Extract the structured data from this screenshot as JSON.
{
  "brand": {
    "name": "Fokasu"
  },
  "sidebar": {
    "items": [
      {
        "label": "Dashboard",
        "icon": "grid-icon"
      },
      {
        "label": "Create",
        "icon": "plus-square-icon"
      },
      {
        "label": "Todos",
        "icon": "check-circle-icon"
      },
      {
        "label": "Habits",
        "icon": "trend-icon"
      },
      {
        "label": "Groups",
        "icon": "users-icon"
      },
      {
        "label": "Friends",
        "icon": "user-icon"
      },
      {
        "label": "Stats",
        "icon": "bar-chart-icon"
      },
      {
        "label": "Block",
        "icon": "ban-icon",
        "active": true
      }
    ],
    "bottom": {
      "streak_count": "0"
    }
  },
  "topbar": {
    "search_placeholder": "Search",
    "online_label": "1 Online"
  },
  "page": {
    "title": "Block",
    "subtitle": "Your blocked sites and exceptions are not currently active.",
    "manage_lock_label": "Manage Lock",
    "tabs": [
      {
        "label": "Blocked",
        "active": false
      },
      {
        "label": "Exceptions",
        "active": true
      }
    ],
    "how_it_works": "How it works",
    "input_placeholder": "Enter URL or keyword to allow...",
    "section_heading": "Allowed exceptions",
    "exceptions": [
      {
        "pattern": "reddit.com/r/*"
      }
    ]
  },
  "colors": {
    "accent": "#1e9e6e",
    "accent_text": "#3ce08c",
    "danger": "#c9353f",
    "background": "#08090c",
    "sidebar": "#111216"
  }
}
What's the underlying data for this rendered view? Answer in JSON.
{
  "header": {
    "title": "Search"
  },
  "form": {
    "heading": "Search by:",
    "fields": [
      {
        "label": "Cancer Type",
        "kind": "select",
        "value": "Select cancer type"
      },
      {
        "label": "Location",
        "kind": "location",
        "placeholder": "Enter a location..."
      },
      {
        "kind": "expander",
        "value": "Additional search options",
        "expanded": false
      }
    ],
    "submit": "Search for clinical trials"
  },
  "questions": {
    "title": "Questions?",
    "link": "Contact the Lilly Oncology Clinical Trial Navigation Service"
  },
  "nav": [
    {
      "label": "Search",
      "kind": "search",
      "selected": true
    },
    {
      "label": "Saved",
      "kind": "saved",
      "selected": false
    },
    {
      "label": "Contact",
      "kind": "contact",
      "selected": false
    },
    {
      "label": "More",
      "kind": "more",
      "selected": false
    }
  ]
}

....

• Work instructions:
Reproduce every record, matching each line exactly.

• Output of the exercise:
Extract the structured data from this screenshot as JSON.
{
  "brand": {
    "name": "Fokasu"
  },
  "sidebar": {
    "items": [
      {
        "label": "Dashboard",
        "icon": "grid-icon"
      },
      {
        "label": "Create",
        "icon": "plus-square-icon"
      },
      {
        "label": "Todos",
        "icon": "check-circle-icon"
      },
      {
        "label": "Habits",
        "icon": "trend-icon"
      },
      {
        "label": "Groups",
        "icon": "users-icon"
      },
      {
        "label": "Friends",
        "icon": "user-icon"
      },
      {
        "label": "Stats",
        "icon": "bar-chart-icon"
      },
      {
        "label": "Block",
        "icon": "ban-icon",
        "active": true
      }
    ],
    "bottom": {
      "streak_count": "0"
    }
  },
  "topbar": {
    "search_placeholder": "Search",
    "online_label": "1 Online"
  },
  "page": {
    "title": "Block",
    "subtitle": "Your blocked sites and exceptions are not currently active.",
    "manage_lock_label": "Manage Lock",
    "tabs": [
      {
        "label": "Blocked",
        "active": false
      },
      {
        "label": "Exceptions",
        "active": true
      }
    ],
    "how_it_works": "How it works",
    "input_placeholder": "Enter URL or keyword to allow...",
    "section_heading": "Allowed exceptions",
    "exceptions": [
      {
        "pattern": "reddit.com/r/*"
      }
    ]
  },
  "colors": {
    "accent": "#1e9e6e",
    "accent_text": "#3ce08c",
    "danger": "#c9353f",
    "background": "#08090c",
    "sidebar": "#111216"
  }
}
What's the underlying data for this rendered view? Answer in JSON.
{
  "header": {
    "title": "Search"
  },
  "form": {
    "heading": "Search by:",
    "fields": [
      {
        "label": "Cancer Type",
        "kind": "select",
        "value": "Select cancer type"
      },
      {
        "label": "Location",
        "kind": "location",
        "placeholder": "Enter a location..."
      },
      {
        "kind": "expander",
        "value": "Additional search options",
        "expanded": false
      }
    ],
    "submit": "Search for clinical trials"
  },
  "questions": {
    "title": "Questions?",
    "link": "Contact the Lilly Oncology Clinical Trial Navigation Service"
  },
  "nav": [
    {
      "label": "Search",
      "kind": "search",
      "selected": true
    },
    {
      "label": "Saved",
      "kind": "saved",
      "selected": false
    },
    {
      "label": "Contact",
      "kind": "contact",
      "selected": false
    },
    {
      "label": "More",
      "kind": "more",
      "selected": false
    }
  ]
}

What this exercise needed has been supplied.